DATA SHOWN
^^^^^^^^^^^^^^^^

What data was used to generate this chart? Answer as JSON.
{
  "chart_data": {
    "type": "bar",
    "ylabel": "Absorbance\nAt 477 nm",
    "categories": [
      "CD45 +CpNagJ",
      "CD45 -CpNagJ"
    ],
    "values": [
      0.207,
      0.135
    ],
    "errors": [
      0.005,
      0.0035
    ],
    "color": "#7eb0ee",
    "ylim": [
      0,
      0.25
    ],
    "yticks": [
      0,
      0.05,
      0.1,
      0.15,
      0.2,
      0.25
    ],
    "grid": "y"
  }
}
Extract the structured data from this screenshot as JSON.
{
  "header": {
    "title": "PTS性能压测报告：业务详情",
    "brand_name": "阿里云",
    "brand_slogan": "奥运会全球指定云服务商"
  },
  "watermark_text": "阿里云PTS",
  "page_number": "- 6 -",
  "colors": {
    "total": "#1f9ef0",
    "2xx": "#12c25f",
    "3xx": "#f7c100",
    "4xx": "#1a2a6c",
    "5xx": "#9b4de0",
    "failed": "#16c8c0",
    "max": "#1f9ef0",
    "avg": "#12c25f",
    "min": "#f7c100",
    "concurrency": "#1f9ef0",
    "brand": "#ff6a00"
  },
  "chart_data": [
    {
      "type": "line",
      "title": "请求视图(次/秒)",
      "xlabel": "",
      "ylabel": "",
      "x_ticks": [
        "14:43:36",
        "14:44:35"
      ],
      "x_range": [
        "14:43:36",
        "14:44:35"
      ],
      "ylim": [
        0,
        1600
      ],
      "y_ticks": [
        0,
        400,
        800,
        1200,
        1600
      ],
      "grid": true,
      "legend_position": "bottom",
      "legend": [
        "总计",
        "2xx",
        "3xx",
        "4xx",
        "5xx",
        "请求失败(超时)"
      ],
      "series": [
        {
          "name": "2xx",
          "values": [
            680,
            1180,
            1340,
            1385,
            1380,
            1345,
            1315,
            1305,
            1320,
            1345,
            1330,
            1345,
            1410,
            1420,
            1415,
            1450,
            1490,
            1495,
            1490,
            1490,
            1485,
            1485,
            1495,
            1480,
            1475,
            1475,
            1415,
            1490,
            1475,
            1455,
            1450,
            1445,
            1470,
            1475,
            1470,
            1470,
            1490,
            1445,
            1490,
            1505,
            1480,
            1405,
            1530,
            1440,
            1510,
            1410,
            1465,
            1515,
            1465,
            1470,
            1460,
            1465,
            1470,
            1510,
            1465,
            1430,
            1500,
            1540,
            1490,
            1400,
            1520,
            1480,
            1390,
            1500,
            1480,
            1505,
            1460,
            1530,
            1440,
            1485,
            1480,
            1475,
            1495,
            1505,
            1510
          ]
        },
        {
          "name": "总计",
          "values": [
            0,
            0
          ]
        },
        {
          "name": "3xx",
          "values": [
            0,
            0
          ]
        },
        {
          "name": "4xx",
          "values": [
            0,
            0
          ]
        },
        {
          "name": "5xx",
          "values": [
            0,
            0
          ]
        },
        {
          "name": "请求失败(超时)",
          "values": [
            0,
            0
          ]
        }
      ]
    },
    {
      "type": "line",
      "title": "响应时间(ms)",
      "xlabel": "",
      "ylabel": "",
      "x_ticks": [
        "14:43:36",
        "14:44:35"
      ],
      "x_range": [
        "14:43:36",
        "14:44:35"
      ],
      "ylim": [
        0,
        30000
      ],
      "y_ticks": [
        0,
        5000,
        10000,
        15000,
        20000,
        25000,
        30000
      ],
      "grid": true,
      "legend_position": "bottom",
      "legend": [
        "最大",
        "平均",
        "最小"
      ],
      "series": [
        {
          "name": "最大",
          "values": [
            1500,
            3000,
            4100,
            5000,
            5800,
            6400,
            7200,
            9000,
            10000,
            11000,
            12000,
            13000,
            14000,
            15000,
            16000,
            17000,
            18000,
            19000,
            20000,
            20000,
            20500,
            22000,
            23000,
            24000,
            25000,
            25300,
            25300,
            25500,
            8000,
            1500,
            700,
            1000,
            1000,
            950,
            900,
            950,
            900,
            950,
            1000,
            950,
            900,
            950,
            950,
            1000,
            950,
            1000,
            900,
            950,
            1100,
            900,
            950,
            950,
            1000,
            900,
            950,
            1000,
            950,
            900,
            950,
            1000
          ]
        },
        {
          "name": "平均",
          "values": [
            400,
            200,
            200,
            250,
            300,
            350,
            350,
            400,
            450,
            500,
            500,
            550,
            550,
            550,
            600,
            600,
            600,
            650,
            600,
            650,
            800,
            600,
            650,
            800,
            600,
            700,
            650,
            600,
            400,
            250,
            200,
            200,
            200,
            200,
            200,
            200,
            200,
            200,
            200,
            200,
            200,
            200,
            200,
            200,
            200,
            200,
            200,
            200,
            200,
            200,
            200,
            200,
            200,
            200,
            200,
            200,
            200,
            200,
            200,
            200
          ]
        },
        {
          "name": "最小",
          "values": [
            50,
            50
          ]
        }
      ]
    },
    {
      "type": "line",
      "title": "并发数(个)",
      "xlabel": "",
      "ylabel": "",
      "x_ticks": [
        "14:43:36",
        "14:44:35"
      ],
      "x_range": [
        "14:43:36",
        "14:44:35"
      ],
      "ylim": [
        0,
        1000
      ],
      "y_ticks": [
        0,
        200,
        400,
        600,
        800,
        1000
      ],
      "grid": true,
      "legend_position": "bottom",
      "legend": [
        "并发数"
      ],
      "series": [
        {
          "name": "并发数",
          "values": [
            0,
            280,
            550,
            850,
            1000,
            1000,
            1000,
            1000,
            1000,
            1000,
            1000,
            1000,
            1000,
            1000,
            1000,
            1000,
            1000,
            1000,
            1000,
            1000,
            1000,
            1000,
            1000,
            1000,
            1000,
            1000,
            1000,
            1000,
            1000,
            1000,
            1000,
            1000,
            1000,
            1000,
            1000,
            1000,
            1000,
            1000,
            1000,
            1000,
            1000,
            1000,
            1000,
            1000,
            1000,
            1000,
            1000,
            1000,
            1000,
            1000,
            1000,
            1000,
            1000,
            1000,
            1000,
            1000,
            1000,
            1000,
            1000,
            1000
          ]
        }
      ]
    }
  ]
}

^^^^^^^^^^^^^^^^

EXERCISE GOAL
Each record above must be given again exactly.

ANSWER TO THIS EXERCISE
What data was used to generate this chart? Answer as JSON.
{
  "chart_data": {
    "type": "bar",
    "ylabel": "Absorbance\nAt 477 nm",
    "categories": [
      "CD45 +CpNagJ",
      "CD45 -CpNagJ"
    ],
    "values": [
      0.207,
      0.135
    ],
    "errors": [
      0.005,
      0.0035
    ],
    "color": "#7eb0ee",
    "ylim": [
      0,
      0.25
    ],
    "yticks": [
      0,
      0.05,
      0.1,
      0.15,
      0.2,
      0.25
    ],
    "grid": "y"
  }
}
Extract the structured data from this screenshot as JSON.
{
  "header": {
    "title": "PTS性能压测报告：业务详情",
    "brand_name": "阿里云",
    "brand_slogan": "奥运会全球指定云服务商"
  },
  "watermark_text": "阿里云PTS",
  "page_number": "- 6 -",
  "colors": {
    "total": "#1f9ef0",
    "2xx": "#12c25f",
    "3xx": "#f7c100",
    "4xx": "#1a2a6c",
    "5xx": "#9b4de0",
    "failed": "#16c8c0",
    "max": "#1f9ef0",
    "avg": "#12c25f",
    "min": "#f7c100",
    "concurrency": "#1f9ef0",
    "brand": "#ff6a00"
  },
  "chart_data": [
    {
      "type": "line",
      "title": "请求视图(次/秒)",
      "xlabel": "",
      "ylabel": "",
      "x_ticks": [
        "14:43:36",
        "14:44:35"
      ],
      "x_range": [
        "14:43:36",
        "14:44:35"
      ],
      "ylim": [
        0,
        1600
      ],
      "y_ticks": [
        0,
        400,
        800,
        1200,
        1600
      ],
      "grid": true,
      "legend_position": "bottom",
      "legend": [
        "总计",
        "2xx",
        "3xx",
        "4xx",
        "5xx",
        "请求失败(超时)"
      ],
      "series": [
        {
          "name": "2xx",
          "values": [
            680,
            1180,
            1340,
            1385,
            1380,
            1345,
            1315,
            1305,
            1320,
            1345,
            1330,
            1345,
            1410,
            1420,
            1415,
            1450,
            1490,
            1495,
            1490,
            1490,
            1485,
            1485,
            1495,
            1480,
            1475,
            1475,
            1415,
            1490,
            1475,
            1455,
            1450,
            1445,
            1470,
            1475,
            1470,
            1470,
            1490,
            1445,
            1490,
            1505,
            1480,
            1405,
            1530,
            1440,
            1510,
            1410,
            1465,
            1515,
            1465,
            1470,
            1460,
            1465,
            1470,
            1510,
            1465,
            1430,
            1500,
            1540,
            1490,
            1400,
            1520,
            1480,
            1390,
            1500,
            1480,
            1505,
            1460,
            1530,
            1440,
            1485,
            1480,
            1475,
            1495,
            1505,
            1510
          ]
        },
        {
          "name": "总计",
          "values": [
            0,
            0
          ]
        },
        {
          "name": "3xx",
          "values": [
            0,
            0
          ]
        },
        {
          "name": "4xx",
          "values": [
            0,
            0
          ]
        },
        {
          "name": "5xx",
          "values": [
            0,
            0
          ]
        },
        {
          "name": "请求失败(超时)",
          "values": [
            0,
            0
          ]
        }
      ]
    },
    {
      "type": "line",
      "title": "响应时间(ms)",
      "xlabel": "",
      "ylabel": "",
      "x_ticks": [
        "14:43:36",
        "14:44:35"
      ],
      "x_range": [
        "14:43:36",
        "14:44:35"
      ],
      "ylim": [
        0,
        30000
      ],
      "y_ticks": [
        0,
        5000,
        10000,
        15000,
        20000,
        25000,
        30000
      ],
      "grid": true,
      "legend_position": "bottom",
      "legend": [
        "最大",
        "平均",
        "最小"
      ],
      "series": [
        {
          "name": "最大",
          "values": [
            1500,
            3000,
            4100,
            5000,
            5800,
            6400,
            7200,
            9000,
            10000,
            11000,
            12000,
            13000,
            14000,
            15000,
            16000,
            17000,
            18000,
            19000,
            20000,
            20000,
            20500,
            22000,
            23000,
            24000,
            25000,
            25300,
            25300,
            25500,
            8000,
            1500,
            700,
            1000,
            1000,
            950,
            900,
            950,
            900,
            950,
            1000,
            950,
            900,
            950,
            950,
            1000,
            950,
            1000,
            900,
            950,
            1100,
            900,
            950,
            950,
            1000,
            900,
            950,
            1000,
            950,
            900,
            950,
            1000
          ]
        },
        {
          "name": "平均",
          "values": [
            400,
            200,
            200,
            250,
            300,
            350,
            350,
            400,
            450,
            500,
            500,
            550,
            550,
            550,
            600,
            600,
            600,
            650,
            600,
            650,
            800,
            600,
            650,
            800,
            600,
            700,
            650,
            600,
            400,
            250,
            200,
            200,
            200,
            200,
            200,
            200,
            200,
            200,
            200,
            200,
            200,
            200,
            200,
            200,
            200,
            200,
            200,
            200,
            200,
            200,
            200,
            200,
            200,
            200,
            200,
            200,
            200,
            200,
            200,
            200
          ]
        },
        {
          "name": "最小",
          "values": [
            50,
            50
          ]
        }
      ]
    },
    {
      "type": "line",
      "title": "并发数(个)",
      "xlabel": "",
      "ylabel": "",
      "x_ticks": [
        "14:43:36",
        "14:44:35"
      ],
      "x_range": [
        "14:43:36",
        "14:44:35"
      ],
      "ylim": [
        0,
        1000
      ],
      "y_ticks": [
        0,
        200,
        400,
        600,
        800,
        1000
      ],
      "grid": true,
      "legend_position": "bottom",
      "legend": [
        "并发数"
      ],
      "series": [
        {
          "name": "并发数",
          "values": [
            0,
            280,
            550,
            850,
            1000,
            1000,
            1000,
            1000,
            1000,
            1000,
            1000,
            1000,
            1000,
            1000,
            1000,
            1000,
            1000,
            1000,
            1000,
            1000,
            1000,
            1000,
            1000,
            1000,
            1000,
            1000,
            1000,
            1000,
            1000,
            1000,
            1000,
            1000,
            1000,
            1000,
            1000,
            1000,
            1000,
            1000,
            1000,
            1000,
            1000,
            1000,
            1000,
            1000,
            1000,
            1000,
            1000,
            1000,
            1000,
            1000,
            1000,
            1000,
            1000,
            1000,
            1000,
            1000,
            1000,
            1000,
            1000,
            1000
          ]
        }
      ]
    }
  ]
}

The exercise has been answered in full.